** BEGIN Data shown **

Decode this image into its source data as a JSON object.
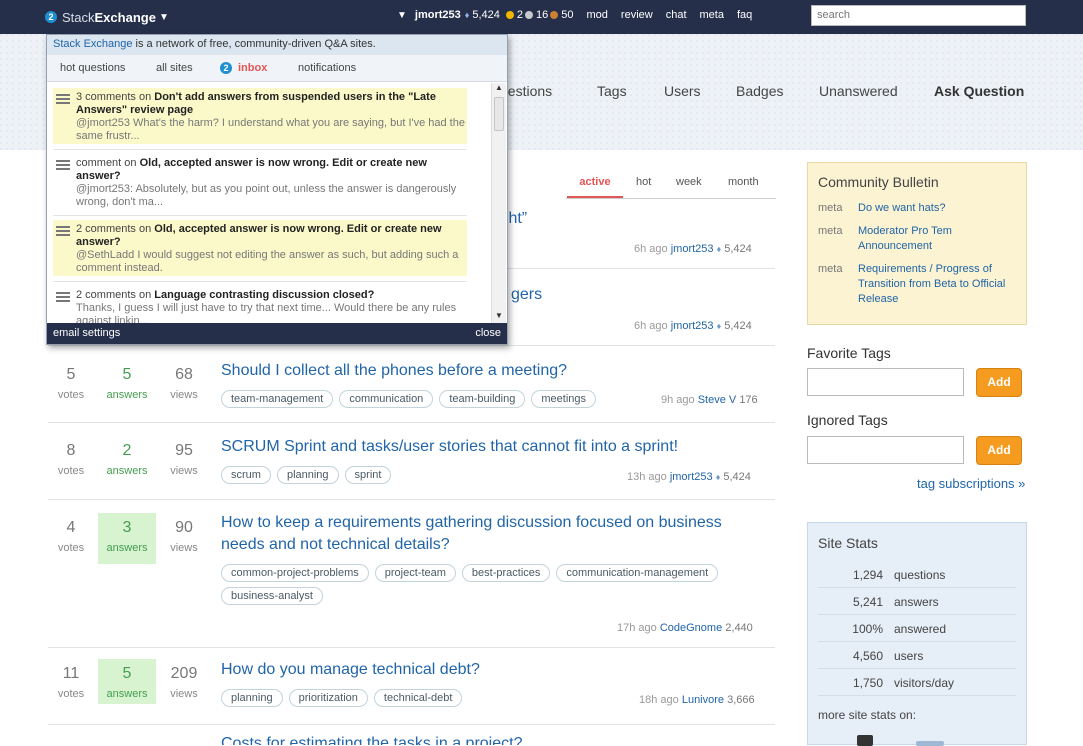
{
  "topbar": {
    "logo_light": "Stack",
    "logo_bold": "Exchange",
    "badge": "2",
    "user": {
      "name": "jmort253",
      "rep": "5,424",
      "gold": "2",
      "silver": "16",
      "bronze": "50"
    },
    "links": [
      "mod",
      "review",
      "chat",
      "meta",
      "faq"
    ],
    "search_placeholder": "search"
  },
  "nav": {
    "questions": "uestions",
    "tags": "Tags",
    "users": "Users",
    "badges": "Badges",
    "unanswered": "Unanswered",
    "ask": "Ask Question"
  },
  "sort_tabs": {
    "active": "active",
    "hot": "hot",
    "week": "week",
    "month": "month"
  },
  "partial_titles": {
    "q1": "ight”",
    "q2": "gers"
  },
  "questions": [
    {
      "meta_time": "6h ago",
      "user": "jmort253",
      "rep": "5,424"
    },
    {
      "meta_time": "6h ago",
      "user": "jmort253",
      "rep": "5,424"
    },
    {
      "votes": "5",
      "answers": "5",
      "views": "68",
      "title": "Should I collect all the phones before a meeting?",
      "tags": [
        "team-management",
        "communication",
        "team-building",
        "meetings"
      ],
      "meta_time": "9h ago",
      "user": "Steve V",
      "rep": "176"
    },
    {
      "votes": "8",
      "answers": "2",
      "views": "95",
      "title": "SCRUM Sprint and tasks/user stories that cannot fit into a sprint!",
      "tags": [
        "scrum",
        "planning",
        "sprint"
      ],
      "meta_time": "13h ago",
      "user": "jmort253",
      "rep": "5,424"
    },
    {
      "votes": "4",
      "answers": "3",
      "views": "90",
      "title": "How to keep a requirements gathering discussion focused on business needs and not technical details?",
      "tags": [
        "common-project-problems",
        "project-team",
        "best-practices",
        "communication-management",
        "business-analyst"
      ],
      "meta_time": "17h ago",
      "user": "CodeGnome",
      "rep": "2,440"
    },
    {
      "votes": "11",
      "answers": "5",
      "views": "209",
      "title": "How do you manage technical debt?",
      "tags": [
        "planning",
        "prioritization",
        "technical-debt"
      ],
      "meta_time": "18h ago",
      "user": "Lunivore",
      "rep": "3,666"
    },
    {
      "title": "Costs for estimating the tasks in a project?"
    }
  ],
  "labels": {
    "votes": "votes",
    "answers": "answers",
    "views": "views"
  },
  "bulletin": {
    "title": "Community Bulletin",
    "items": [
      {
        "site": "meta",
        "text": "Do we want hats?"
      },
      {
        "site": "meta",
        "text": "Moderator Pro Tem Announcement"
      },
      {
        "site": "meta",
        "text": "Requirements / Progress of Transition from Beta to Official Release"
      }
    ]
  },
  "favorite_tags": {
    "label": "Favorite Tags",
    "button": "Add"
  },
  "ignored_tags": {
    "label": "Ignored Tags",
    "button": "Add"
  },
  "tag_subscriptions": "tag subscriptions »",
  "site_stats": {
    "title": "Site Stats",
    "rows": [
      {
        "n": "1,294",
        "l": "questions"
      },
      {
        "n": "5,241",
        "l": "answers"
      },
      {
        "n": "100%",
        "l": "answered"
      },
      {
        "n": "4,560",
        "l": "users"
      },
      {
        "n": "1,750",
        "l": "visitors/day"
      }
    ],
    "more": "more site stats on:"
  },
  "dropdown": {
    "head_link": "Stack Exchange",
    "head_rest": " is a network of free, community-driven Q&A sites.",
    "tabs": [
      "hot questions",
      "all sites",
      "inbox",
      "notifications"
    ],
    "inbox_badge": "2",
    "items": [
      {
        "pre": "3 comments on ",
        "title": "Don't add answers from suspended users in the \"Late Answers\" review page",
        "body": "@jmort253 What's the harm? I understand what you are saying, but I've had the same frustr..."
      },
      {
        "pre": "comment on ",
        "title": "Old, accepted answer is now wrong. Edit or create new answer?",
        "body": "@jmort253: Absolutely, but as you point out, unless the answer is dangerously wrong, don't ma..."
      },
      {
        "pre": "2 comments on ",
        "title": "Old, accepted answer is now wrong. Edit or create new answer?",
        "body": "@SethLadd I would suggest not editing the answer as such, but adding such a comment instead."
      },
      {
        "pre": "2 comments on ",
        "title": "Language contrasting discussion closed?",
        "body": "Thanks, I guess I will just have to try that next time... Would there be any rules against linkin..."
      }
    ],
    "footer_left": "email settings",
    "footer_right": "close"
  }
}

** END Data shown **

(Written request)
Extract the full listing above verbatim; pictures are to be left out of the copy.

(Written response)
Decode this image into its source data as a JSON object.
{
  "topbar": {
    "logo_light": "Stack",
    "logo_bold": "Exchange",
    "badge": "2",
    "user": {
      "name": "jmort253",
      "rep": "5,424",
      "gold": "2",
      "silver": "16",
      "bronze": "50"
    },
    "links": [
      "mod",
      "review",
      "chat",
      "meta",
      "faq"
    ],
    "search_placeholder": "search"
  },
  "nav": {
    "questions": "uestions",
    "tags": "Tags",
    "users": "Users",
    "badges": "Badges",
    "unanswered": "Unanswered",
    "ask": "Ask Question"
  },
  "sort_tabs": {
    "active": "active",
    "hot": "hot",
    "week": "week",
    "month": "month"
  },
  "partial_titles": {
    "q1": "ight”",
    "q2": "gers"
  },
  "questions": [
    {
      "meta_time": "6h ago",
      "user": "jmort253",
      "rep": "5,424"
    },
    {
      "meta_time": "6h ago",
      "user": "jmort253",
      "rep": "5,424"
    },
    {
      "votes": "5",
      "answers": "5",
      "views": "68",
      "title": "Should I collect all the phones before a meeting?",
      "tags": [
        "team-management",
        "communication",
        "team-building",
        "meetings"
      ],
      "meta_time": "9h ago",
      "user": "Steve V",
      "rep": "176"
    },
    {
      "votes": "8",
      "answers": "2",
      "views": "95",
      "title": "SCRUM Sprint and tasks/user stories that cannot fit into a sprint!",
      "tags": [
        "scrum",
        "planning",
        "sprint"
      ],
      "meta_time": "13h ago",
      "user": "jmort253",
      "rep": "5,424"
    },
    {
      "votes": "4",
      "answers": "3",
      "views": "90",
      "title": "How to keep a requirements gathering discussion focused on business needs and not technical details?",
      "tags": [
        "common-project-problems",
        "project-team",
        "best-practices",
        "communication-management",
        "business-analyst"
      ],
      "meta_time": "17h ago",
      "user": "CodeGnome",
      "rep": "2,440"
    },
    {
      "votes": "11",
      "answers": "5",
      "views": "209",
      "title": "How do you manage technical debt?",
      "tags": [
        "planning",
        "prioritization",
        "technical-debt"
      ],
      "meta_time": "18h ago",
      "user": "Lunivore",
      "rep": "3,666"
    },
    {
      "title": "Costs for estimating the tasks in a project?"
    }
  ],
  "labels": {
    "votes": "votes",
    "answers": "answers",
    "views": "views"
  },
  "bulletin": {
    "title": "Community Bulletin",
    "items": [
      {
        "site": "meta",
        "text": "Do we want hats?"
      },
      {
        "site": "meta",
        "text": "Moderator Pro Tem Announcement"
      },
      {
        "site": "meta",
        "text": "Requirements / Progress of Transition from Beta to Official Release"
      }
    ]
  },
  "favorite_tags": {
    "label": "Favorite Tags",
    "button": "Add"
  },
  "ignored_tags": {
    "label": "Ignored Tags",
    "button": "Add"
  },
  "tag_subscriptions": "tag subscriptions »",
  "site_stats": {
    "title": "Site Stats",
    "rows": [
      {
        "n": "1,294",
        "l": "questions"
      },
      {
        "n": "5,241",
        "l": "answers"
      },
      {
        "n": "100%",
        "l": "answered"
      },
      {
        "n": "4,560",
        "l": "users"
      },
      {
        "n": "1,750",
        "l": "visitors/day"
      }
    ],
    "more": "more site stats on:"
  },
  "dropdown": {
    "head_link": "Stack Exchange",
    "head_rest": " is a network of free, community-driven Q&A sites.",
    "tabs": [
      "hot questions",
      "all sites",
      "inbox",
      "notifications"
    ],
    "inbox_badge": "2",
    "items": [
      {
        "pre": "3 comments on ",
        "title": "Don't add answers from suspended users in the \"Late Answers\" review page",
        "body": "@jmort253 What's the harm? I understand what you are saying, but I've had the same frustr..."
      },
      {
        "pre": "comment on ",
        "title": "Old, accepted answer is now wrong. Edit or create new answer?",
        "body": "@jmort253: Absolutely, but as you point out, unless the answer is dangerously wrong, don't ma..."
      },
      {
        "pre": "2 comments on ",
        "title": "Old, accepted answer is now wrong. Edit or create new answer?",
        "body": "@SethLadd I would suggest not editing the answer as such, but adding such a comment instead."
      },
      {
        "pre": "2 comments on ",
        "title": "Language contrasting discussion closed?",
        "body": "Thanks, I guess I will just have to try that next time... Would there be any rules against linkin..."
      }
    ],
    "footer_left": "email settings",
    "footer_right": "close"
  }
}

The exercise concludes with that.